(Chart and figure data)
# # # # #

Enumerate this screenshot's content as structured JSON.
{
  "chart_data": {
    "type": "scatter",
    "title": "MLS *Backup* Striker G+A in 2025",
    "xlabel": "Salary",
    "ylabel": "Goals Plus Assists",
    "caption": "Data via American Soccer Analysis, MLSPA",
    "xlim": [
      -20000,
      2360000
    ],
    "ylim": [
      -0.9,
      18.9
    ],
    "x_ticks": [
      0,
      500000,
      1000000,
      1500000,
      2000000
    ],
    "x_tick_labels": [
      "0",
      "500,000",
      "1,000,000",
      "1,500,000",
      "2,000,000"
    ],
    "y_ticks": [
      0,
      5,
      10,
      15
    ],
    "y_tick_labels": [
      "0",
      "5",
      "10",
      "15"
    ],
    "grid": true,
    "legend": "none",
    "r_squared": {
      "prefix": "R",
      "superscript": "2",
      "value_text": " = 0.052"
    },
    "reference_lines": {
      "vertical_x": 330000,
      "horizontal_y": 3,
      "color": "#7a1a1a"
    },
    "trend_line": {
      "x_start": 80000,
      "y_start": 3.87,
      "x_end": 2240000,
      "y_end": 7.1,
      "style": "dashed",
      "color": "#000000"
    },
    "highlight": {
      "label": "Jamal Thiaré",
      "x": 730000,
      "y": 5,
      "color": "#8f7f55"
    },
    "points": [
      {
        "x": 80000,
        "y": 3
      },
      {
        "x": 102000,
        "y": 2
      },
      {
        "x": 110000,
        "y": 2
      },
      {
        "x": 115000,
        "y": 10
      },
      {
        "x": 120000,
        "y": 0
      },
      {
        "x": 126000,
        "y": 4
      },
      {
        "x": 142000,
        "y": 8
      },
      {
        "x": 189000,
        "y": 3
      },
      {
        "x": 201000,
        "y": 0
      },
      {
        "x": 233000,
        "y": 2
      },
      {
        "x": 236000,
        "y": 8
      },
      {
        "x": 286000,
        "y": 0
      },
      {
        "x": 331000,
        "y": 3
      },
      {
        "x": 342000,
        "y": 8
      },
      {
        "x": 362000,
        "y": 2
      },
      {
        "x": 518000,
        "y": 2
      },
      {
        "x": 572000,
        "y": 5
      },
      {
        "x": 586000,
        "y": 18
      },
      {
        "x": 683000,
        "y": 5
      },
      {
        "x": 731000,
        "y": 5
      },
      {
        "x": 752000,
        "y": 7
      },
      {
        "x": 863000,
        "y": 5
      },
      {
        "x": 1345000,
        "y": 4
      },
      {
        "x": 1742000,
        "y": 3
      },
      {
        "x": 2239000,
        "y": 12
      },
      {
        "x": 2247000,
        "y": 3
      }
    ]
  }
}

# # # # #

● **WHAT THE EXERCISE ASKS**
Recopy the entries above exactly, with every line included.

● **ANSWER FOR THIS EXERCISE**
Enumerate this screenshot's content as structured JSON.
{
  "chart_data": {
    "type": "scatter",
    "title": "MLS *Backup* Striker G+A in 2025",
    "xlabel": "Salary",
    "ylabel": "Goals Plus Assists",
    "caption": "Data via American Soccer Analysis, MLSPA",
    "xlim": [
      -20000,
      2360000
    ],
    "ylim": [
      -0.9,
      18.9
    ],
    "x_ticks": [
      0,
      500000,
      1000000,
      1500000,
      2000000
    ],
    "x_tick_labels": [
      "0",
      "500,000",
      "1,000,000",
      "1,500,000",
      "2,000,000"
    ],
    "y_ticks": [
      0,
      5,
      10,
      15
    ],
    "y_tick_labels": [
      "0",
      "5",
      "10",
      "15"
    ],
    "grid": true,
    "legend": "none",
    "r_squared": {
      "prefix": "R",
      "superscript": "2",
      "value_text": " = 0.052"
    },
    "reference_lines": {
      "vertical_x": 330000,
      "horizontal_y": 3,
      "color": "#7a1a1a"
    },
    "trend_line": {
      "x_start": 80000,
      "y_start": 3.87,
      "x_end": 2240000,
      "y_end": 7.1,
      "style": "dashed",
      "color": "#000000"
    },
    "highlight": {
      "label": "Jamal Thiaré",
      "x": 730000,
      "y": 5,
      "color": "#8f7f55"
    },
    "points": [
      {
        "x": 80000,
        "y": 3
      },
      {
        "x": 102000,
        "y": 2
      },
      {
        "x": 110000,
        "y": 2
      },
      {
        "x": 115000,
        "y": 10
      },
      {
        "x": 120000,
        "y": 0
      },
      {
        "x": 126000,
        "y": 4
      },
      {
        "x": 142000,
        "y": 8
      },
      {
        "x": 189000,
        "y": 3
      },
      {
        "x": 201000,
        "y": 0
      },
      {
        "x": 233000,
        "y": 2
      },
      {
        "x": 236000,
        "y": 8
      },
      {
        "x": 286000,
        "y": 0
      },
      {
        "x": 331000,
        "y": 3
      },
      {
        "x": 342000,
        "y": 8
      },
      {
        "x": 362000,
        "y": 2
      },
      {
        "x": 518000,
        "y": 2
      },
      {
        "x": 572000,
        "y": 5
      },
      {
        "x": 586000,
        "y": 18
      },
      {
        "x": 683000,
        "y": 5
      },
      {
        "x": 731000,
        "y": 5
      },
      {
        "x": 752000,
        "y": 7
      },
      {
        "x": 863000,
        "y": 5
      },
      {
        "x": 1345000,
        "y": 4
      },
      {
        "x": 1742000,
        "y": 3
      },
      {
        "x": 2239000,
        "y": 12
      },
      {
        "x": 2247000,
        "y": 3
      }
    ]
  }
}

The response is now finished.